Given problem A — Translate this sentence from the essay about school math into German: "And people wonder why I'm bad at math."

Excerpt to read —
::::::

Hermit Crabs are not good with Ketchup.

I am sitting beside my mom and my little brother, listening to them discuss his math lesson.

“X minus 43 equals 75 right?”
“Caleb, HOW do you read your handwriting?”
“Well… it IS hard.”
“Uh, YEAH! Your x’s and your plus signs all look alike! You have to be very precise.”
“Mom… just, mom. I have it. Don’t worry.”

I always had the same problem. I remember being very small and confused about the state of my math book. I hated math, and it never went well. I tried to do 2 years of math in one in the seventh grade, and I’m pretty sure there have never been more tears shed over numbers.

I did Switched-On Schoolhouse math, Saxon math, and ACE math. There was A Beka math, some interactive math curriculum I watched on TV, and then math at the community college I attended.
And people wonder why I’m bad at math.

At the very beginning, I did ACE math. I sat in a little desk in the front room of our house and drew circles in my little yellow math book. Then I learned 2 + 2 = 4. I remember taking a standardized test in the first grade, and they had a problem I didn’t understand: 6 ÷ 2 = ?  This posed a problem, because I had never seen the symbol “÷” before. Frustrated, I chose a random answer and hoped for the best. I shocked to learn later that that meant “divide.” Such math issues have plagued me my entire life.

Math was a small part of my education, of course. There was also Science (which I somewhat enjoyed), History (which I hated, but did okay in), English (which I loved), Creative Writing (which I ADORED), and Spelling (which I had to BEG my mother to let me take in high school, just so I could do really really well at something and feel good about myself).

Little did I know, when I was seven and marching in Atmore Christian School with my purple and pink backpack, that it would last until I was 21. It would all culminate on May 7, 2011, as I marched across the stage at Asbury University and collected a purple (empty) diploma case from Dr. Sandra Gray, a black (fancy) padfolio from a representative of the Asbury Alumni Association, and an orange (delicious) M&M from my brother, Tyler.

::::::

Input material —

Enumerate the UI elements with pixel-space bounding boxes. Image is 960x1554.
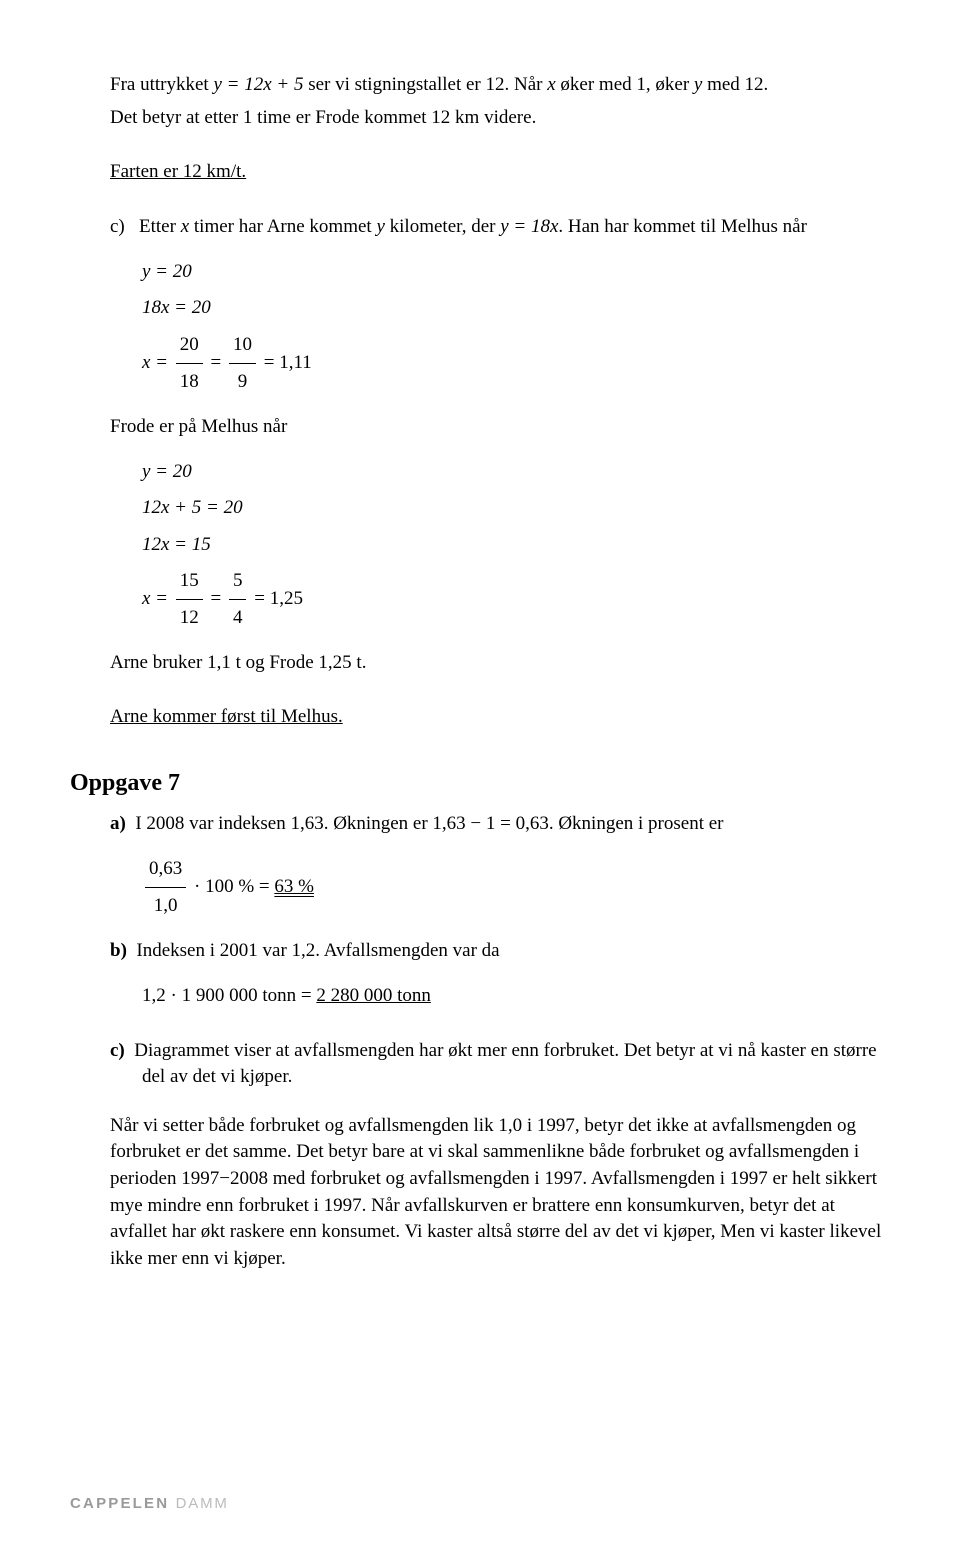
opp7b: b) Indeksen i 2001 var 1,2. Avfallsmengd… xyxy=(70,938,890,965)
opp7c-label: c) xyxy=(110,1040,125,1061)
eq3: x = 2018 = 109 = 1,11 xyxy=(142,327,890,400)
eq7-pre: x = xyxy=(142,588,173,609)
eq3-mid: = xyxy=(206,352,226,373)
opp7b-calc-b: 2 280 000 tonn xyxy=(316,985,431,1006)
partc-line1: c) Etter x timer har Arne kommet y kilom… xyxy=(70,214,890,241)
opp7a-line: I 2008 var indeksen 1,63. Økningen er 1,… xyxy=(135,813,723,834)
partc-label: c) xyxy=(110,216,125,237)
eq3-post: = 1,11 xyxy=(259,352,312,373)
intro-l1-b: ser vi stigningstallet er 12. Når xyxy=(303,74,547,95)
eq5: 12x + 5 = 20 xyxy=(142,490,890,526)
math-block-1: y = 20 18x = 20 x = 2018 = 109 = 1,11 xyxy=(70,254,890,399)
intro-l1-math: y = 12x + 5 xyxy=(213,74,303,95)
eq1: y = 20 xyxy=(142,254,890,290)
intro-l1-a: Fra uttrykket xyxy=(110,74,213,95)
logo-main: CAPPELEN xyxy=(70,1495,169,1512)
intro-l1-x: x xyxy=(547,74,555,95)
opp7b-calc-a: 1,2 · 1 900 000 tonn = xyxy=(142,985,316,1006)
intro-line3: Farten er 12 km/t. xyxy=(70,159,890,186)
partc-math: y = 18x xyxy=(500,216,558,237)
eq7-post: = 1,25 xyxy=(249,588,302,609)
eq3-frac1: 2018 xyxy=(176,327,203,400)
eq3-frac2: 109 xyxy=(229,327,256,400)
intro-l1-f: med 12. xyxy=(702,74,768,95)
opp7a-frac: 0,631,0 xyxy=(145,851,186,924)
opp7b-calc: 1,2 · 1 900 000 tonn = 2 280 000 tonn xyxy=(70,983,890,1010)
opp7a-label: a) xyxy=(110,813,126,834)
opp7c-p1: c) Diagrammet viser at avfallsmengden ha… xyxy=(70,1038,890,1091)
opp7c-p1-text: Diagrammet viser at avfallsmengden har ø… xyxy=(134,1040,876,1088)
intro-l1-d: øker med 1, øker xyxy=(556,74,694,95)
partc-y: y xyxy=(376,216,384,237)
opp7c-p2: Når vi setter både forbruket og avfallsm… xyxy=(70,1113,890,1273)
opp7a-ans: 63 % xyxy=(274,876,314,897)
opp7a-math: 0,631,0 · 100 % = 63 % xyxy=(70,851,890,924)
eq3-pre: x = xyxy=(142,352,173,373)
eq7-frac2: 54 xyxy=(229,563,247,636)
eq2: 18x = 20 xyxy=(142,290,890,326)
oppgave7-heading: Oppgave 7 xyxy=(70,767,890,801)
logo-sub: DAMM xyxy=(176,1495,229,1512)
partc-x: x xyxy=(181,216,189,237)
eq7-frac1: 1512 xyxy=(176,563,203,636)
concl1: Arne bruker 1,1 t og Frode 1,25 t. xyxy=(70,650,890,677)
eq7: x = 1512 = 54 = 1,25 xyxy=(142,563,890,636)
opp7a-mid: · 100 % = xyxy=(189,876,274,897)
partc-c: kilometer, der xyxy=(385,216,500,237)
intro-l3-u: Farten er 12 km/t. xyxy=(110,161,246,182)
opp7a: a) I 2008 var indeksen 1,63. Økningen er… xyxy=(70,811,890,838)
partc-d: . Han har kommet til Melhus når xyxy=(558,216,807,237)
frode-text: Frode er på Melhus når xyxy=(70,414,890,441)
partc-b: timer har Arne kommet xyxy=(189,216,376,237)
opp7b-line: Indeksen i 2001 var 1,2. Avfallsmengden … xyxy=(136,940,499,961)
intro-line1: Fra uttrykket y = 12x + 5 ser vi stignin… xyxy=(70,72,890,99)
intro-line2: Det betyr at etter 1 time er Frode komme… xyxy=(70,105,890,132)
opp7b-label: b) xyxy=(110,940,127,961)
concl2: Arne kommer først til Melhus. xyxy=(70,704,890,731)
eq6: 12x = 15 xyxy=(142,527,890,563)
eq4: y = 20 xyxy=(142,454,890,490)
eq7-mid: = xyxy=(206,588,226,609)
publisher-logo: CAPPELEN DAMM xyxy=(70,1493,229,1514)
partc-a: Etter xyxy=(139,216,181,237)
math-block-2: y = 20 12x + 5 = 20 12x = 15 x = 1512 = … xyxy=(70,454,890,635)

::::::

Given problem B — Convert everything in the rows above, from the line containing "opp7b: b) Indeksen" down to the line containing "opp7a-ans: 63 % xyxy=(274,876,314,897)", into a Markdown table with the columns Number and Line, leaving out blank lines.

Exercise output A — Und die Leute fragen sich, warum ich schlecht in Mathe bin.

Exercise output B —
| Number | Line |
|---|---|
| 1 | opp7b: b) Indeksen i 2001 var 1,2. Avfallsmengd… xyxy=(70,938,890,965) |
| 2 | opp7c-label: c) xyxy=(110,1040,125,1061) |
| 3 | eq3: x = 2018 = 109 = 1,11 xyxy=(142,327,890,400) |
| 4 | eq7-pre: x = xyxy=(142,588,173,609) |
| 5 | eq3-mid: = xyxy=(206,352,226,373) |
| 6 | opp7b-calc-b: 2 280 000 tonn xyxy=(316,985,431,1006) |
| 7 | partc-line1: c) Etter x timer har Arne kommet y kilom… xyxy=(70,214,890,241) |
| 8 | opp7a-line: I 2008 var indeksen 1,63. Økningen er 1,… xyxy=(135,813,723,834) |
| 9 | partc-label: c) xyxy=(110,216,125,237) |
| 10 | eq3-post: = 1,11 xyxy=(259,352,312,373) |
| 11 | intro-l1-b: ser vi stigningstallet er 12. Når xyxy=(303,74,547,95) |
| 12 | eq5: 12x + 5 = 20 xyxy=(142,490,890,526) |
| 13 | math-block-1: y = 20 18x = 20 x = 2018 = 109 = 1,11 xyxy=(70,254,890,399) |
| 14 | intro-l1-math: y = 12x + 5 xyxy=(213,74,303,95) |
| 15 | eq1: y = 20 xyxy=(142,254,890,290) |
| 16 | intro-l1-a: Fra uttrykket xyxy=(110,74,213,95) |
| 17 | logo-main: CAPPELEN xyxy=(70,1495,169,1512) |
| 18 | intro-l1-x: x xyxy=(547,74,555,95) |
| 19 | opp7b-calc-a: 1,2 · 1 900 000 tonn = xyxy=(142,985,316,1006) |
| 20 | intro-line3: Farten er 12 km/t. xyxy=(70,159,890,186) |
| 21 | partc-math: y = 18x xyxy=(500,216,558,237) |
| 22 | eq7-post: = 1,25 xyxy=(249,588,302,609) |
| 23 | eq3-frac1: 2018 xyxy=(176,327,203,400) |
| 24 | eq3-frac2: 109 xyxy=(229,327,256,400) |
| 25 | intro-l1-f: med 12. xyxy=(702,74,768,95) |
| 26 | opp7a-frac: 0,631,0 xyxy=(145,851,186,924) |
| 27 | opp7b-calc: 1,2 · 1 900 000 tonn = 2 280 000 tonn xyxy=(70,983,890,1010) |
| 28 | opp7a-label: a) xyxy=(110,813,126,834) |
| 29 | opp7c-p1: c) Diagrammet viser at avfallsmengden ha… xyxy=(70,1038,890,1091) |
| 30 | opp7c-p1-text: Diagrammet viser at avfallsmengden har ø… xyxy=(134,1040,876,1088) |
| 31 | intro-l1-d: øker med 1, øker xyxy=(556,74,694,95) |
| 32 | partc-y: y xyxy=(376,216,384,237) |
| 33 | opp7c-p2: Når vi setter både forbruket og avfallsm… xyxy=(70,1113,890,1273) |
| 34 | opp7a-ans: 63 % xyxy=(274,876,314,897) |